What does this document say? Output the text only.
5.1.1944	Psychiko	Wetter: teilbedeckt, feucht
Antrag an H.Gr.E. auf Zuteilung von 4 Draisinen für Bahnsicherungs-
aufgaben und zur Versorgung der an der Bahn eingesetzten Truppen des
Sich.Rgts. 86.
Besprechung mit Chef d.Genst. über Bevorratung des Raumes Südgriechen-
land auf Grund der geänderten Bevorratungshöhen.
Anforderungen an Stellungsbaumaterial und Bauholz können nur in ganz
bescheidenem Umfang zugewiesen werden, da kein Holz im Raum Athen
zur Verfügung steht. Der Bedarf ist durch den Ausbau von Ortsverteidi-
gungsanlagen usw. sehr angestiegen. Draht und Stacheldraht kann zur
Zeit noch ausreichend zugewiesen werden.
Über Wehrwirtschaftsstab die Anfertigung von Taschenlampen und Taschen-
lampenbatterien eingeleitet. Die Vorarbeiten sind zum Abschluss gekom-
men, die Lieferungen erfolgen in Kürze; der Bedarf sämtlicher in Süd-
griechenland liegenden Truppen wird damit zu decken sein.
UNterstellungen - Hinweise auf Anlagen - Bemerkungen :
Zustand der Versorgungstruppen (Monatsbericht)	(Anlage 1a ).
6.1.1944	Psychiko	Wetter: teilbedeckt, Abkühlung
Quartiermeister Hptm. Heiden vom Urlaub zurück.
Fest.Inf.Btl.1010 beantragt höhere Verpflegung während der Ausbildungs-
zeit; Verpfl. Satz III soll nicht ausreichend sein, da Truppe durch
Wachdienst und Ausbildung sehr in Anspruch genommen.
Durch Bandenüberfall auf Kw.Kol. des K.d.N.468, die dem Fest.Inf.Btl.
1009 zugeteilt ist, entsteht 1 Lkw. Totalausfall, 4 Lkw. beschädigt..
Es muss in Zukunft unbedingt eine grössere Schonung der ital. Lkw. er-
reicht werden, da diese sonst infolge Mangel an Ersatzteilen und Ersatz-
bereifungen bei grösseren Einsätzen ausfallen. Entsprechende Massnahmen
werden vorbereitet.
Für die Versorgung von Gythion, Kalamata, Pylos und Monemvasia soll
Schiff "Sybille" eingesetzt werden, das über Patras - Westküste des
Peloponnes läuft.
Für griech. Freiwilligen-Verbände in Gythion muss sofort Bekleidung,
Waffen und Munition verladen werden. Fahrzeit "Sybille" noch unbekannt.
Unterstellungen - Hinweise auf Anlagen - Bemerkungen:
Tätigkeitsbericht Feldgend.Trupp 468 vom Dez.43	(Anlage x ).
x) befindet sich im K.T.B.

---

* Problem to solve
Please repeat the material exactly as it appears above.

* Your solution
What does this document say? Output the text only.
5.1.1944	Psychiko	Wetter: teilbedeckt, feucht
Antrag an H.Gr.E. auf Zuteilung von 4 Draisinen für Bahnsicherungs-
aufgaben und zur Versorgung der an der Bahn eingesetzten Truppen des
Sich.Rgts. 86.
Besprechung mit Chef d.Genst. über Bevorratung des Raumes Südgriechen-
land auf Grund der geänderten Bevorratungshöhen.
Anforderungen an Stellungsbaumaterial und Bauholz können nur in ganz
bescheidenem Umfang zugewiesen werden, da kein Holz im Raum Athen
zur Verfügung steht. Der Bedarf ist durch den Ausbau von Ortsverteidi-
gungsanlagen usw. sehr angestiegen. Draht und Stacheldraht kann zur
Zeit noch ausreichend zugewiesen werden.
Über Wehrwirtschaftsstab die Anfertigung von Taschenlampen und Taschen-
lampenbatterien eingeleitet. Die Vorarbeiten sind zum Abschluss gekom-
men, die Lieferungen erfolgen in Kürze; der Bedarf sämtlicher in Süd-
griechenland liegenden Truppen wird damit zu decken sein.
UNterstellungen - Hinweise auf Anlagen - Bemerkungen :
Zustand der Versorgungstruppen (Monatsbericht)	(Anlage 1a ).
6.1.1944	Psychiko	Wetter: teilbedeckt, Abkühlung
Quartiermeister Hptm. Heiden vom Urlaub zurück.
Fest.Inf.Btl.1010 beantragt höhere Verpflegung während der Ausbildungs-
zeit; Verpfl. Satz III soll nicht ausreichend sein, da Truppe durch
Wachdienst und Ausbildung sehr in Anspruch genommen.
Durch Bandenüberfall auf Kw.Kol. des K.d.N.468, die dem Fest.Inf.Btl.
1009 zugeteilt ist, entsteht 1 Lkw. Totalausfall, 4 Lkw. beschädigt..
Es muss in Zukunft unbedingt eine grössere Schonung der ital. Lkw. er-
reicht werden, da diese sonst infolge Mangel an Ersatzteilen und Ersatz-
bereifungen bei grösseren Einsätzen ausfallen. Entsprechende Massnahmen
werden vorbereitet.
Für die Versorgung von Gythion, Kalamata, Pylos und Monemvasia soll
Schiff "Sybille" eingesetzt werden, das über Patras - Westküste des
Peloponnes läuft.
Für griech. Freiwilligen-Verbände in Gythion muss sofort Bekleidung,
Waffen und Munition verladen werden. Fahrzeit "Sybille" noch unbekannt.
Unterstellungen - Hinweise auf Anlagen - Bemerkungen:
Tätigkeitsbericht Feldgend.Trupp 468 vom Dez.43	(Anlage x ).
x) befindet sich im K.T.B.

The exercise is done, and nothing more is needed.